#### [DATASET CONTENT]
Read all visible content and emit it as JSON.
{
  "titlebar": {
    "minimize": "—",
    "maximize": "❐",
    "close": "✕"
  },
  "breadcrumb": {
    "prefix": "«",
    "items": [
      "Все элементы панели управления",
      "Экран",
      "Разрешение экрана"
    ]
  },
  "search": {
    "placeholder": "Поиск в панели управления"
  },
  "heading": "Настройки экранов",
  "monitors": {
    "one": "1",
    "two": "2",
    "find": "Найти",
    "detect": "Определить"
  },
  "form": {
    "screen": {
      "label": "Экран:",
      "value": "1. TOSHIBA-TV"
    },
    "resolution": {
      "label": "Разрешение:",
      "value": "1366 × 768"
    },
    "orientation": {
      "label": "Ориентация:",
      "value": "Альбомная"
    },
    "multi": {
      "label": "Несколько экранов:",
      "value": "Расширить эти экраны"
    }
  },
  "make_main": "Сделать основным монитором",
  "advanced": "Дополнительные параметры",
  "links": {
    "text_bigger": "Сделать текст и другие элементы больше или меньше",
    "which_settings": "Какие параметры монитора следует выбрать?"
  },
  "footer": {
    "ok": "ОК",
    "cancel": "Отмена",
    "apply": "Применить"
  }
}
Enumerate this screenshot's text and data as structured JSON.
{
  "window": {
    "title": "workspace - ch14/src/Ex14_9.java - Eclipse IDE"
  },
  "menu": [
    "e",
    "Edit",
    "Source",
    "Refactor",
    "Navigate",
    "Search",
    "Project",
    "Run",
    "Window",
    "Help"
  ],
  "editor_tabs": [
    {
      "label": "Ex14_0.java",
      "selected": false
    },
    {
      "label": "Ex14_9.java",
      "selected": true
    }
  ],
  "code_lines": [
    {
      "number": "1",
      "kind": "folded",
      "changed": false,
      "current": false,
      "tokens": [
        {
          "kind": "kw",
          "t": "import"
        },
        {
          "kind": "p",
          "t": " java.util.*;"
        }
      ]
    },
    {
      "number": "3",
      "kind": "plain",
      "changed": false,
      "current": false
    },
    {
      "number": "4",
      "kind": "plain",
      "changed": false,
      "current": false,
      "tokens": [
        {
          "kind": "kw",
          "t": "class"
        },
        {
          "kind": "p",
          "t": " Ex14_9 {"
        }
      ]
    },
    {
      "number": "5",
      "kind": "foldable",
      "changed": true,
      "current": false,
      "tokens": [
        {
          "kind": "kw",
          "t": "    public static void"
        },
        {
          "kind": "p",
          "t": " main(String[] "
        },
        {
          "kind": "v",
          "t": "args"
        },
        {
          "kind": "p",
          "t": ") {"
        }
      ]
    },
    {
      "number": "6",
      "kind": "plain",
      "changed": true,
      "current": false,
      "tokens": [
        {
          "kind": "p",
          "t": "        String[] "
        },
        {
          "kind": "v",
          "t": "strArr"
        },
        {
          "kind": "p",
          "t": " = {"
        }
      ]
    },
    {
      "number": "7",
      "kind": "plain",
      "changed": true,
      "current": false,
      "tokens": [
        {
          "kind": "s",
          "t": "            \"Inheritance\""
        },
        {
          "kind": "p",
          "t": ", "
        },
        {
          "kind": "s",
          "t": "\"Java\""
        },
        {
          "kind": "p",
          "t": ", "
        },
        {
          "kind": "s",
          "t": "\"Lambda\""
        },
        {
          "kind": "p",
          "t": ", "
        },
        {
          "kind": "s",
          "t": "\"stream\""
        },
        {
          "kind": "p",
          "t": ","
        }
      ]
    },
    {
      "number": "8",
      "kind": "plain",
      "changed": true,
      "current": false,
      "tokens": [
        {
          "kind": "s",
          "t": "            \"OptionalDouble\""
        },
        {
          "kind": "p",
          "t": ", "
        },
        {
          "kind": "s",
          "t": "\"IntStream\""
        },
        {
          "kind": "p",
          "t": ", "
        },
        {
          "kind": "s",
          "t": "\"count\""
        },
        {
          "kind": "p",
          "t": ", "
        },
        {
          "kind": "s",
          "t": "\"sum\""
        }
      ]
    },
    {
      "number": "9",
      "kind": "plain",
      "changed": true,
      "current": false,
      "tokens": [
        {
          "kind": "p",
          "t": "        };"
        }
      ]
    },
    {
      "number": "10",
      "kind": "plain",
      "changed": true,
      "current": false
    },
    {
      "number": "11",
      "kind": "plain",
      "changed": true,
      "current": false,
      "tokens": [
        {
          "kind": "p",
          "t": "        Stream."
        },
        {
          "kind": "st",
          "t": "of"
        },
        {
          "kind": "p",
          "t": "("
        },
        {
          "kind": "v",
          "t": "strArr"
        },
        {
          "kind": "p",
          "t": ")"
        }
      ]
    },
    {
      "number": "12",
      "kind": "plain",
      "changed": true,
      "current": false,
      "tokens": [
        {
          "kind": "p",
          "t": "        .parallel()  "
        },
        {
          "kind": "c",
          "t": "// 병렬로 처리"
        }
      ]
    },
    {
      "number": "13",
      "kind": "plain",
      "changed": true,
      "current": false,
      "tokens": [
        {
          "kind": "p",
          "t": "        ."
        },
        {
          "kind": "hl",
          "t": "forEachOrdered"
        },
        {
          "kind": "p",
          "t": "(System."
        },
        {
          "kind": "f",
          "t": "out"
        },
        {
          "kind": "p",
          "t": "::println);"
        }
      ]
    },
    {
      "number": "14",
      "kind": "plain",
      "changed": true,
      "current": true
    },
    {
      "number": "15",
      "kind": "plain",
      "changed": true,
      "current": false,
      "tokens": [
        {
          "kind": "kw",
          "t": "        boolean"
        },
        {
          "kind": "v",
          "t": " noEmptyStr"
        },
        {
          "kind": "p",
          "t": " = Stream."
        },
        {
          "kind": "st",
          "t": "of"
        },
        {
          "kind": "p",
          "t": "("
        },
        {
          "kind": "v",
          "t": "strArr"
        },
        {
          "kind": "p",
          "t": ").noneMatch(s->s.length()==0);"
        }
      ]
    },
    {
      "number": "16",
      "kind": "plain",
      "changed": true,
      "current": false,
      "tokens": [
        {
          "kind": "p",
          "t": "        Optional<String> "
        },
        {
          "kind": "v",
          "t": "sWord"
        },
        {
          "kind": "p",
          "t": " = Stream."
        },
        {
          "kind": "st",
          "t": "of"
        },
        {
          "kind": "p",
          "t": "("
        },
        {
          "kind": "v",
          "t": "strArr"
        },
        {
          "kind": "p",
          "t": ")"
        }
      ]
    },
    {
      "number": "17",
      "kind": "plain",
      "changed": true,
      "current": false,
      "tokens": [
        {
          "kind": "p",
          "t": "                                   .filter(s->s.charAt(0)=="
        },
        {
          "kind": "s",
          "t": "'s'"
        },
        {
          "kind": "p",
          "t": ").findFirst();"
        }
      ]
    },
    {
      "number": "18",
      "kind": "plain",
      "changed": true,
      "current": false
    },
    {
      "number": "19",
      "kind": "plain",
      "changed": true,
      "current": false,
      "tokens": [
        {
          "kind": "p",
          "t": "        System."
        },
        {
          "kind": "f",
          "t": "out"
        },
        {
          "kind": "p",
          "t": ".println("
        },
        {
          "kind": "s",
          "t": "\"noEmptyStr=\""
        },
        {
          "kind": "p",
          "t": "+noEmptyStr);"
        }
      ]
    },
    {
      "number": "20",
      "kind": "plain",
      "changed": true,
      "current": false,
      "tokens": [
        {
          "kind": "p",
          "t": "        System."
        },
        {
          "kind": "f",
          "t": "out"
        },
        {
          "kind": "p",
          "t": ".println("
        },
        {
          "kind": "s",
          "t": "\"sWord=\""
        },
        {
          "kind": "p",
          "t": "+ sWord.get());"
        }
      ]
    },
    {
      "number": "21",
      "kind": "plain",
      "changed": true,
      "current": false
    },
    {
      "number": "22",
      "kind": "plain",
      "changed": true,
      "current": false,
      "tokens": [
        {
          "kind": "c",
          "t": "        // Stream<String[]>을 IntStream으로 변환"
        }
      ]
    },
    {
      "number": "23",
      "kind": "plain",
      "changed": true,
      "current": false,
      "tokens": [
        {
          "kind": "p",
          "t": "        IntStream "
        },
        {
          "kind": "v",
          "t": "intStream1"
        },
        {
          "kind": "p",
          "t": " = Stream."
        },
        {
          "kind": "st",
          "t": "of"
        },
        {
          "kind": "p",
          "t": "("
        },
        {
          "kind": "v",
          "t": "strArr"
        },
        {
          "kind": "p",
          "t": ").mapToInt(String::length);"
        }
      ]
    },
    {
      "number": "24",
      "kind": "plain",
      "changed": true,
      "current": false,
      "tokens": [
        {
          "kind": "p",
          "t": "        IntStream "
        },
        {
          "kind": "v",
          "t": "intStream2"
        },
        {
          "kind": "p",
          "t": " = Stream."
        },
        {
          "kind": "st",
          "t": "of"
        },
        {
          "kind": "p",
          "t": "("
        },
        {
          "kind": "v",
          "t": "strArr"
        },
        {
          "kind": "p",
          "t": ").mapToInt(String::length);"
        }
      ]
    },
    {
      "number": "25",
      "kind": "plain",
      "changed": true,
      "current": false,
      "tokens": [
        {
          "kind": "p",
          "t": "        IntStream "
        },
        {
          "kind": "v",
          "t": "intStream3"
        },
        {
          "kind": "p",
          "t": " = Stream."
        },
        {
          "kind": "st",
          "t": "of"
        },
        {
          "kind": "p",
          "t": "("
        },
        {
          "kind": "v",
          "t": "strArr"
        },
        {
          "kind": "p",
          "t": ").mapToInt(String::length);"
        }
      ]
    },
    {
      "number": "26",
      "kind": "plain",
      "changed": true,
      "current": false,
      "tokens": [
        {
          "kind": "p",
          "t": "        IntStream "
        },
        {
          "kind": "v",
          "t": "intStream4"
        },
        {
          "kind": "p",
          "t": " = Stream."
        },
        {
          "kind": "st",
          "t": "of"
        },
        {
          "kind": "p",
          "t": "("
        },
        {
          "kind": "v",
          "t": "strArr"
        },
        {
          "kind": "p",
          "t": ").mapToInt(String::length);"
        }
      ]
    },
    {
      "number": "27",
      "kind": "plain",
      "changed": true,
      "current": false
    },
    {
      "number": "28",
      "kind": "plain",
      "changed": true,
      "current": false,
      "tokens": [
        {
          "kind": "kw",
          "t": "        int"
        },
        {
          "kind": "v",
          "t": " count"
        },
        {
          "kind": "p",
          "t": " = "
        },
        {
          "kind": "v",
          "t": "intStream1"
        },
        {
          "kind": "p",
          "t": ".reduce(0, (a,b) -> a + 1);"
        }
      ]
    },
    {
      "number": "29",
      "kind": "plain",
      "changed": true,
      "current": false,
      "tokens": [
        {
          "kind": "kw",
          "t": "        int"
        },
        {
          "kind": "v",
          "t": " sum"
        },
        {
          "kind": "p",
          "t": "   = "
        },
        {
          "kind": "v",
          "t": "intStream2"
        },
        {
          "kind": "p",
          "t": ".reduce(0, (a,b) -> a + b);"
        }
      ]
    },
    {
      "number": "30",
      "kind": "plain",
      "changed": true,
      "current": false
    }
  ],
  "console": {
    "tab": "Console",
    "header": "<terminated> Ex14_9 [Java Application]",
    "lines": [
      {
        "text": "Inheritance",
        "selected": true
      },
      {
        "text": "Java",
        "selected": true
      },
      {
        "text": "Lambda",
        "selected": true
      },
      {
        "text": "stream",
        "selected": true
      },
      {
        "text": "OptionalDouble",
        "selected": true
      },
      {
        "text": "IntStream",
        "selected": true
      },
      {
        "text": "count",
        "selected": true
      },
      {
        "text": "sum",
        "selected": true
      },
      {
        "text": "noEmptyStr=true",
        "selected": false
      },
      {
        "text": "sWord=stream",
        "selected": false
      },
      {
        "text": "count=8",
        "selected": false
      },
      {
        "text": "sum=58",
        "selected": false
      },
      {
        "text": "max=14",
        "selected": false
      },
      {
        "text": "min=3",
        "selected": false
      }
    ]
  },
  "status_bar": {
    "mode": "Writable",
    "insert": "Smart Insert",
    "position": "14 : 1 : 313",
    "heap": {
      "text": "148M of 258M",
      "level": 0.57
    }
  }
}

#### [EXERCISE DESCRIPTION]
Copy out every line of the listing that includes the string "управления".

#### [THE ANSWER]
      "Все элементы панели управления",
    "placeholder": "Поиск в панели управления"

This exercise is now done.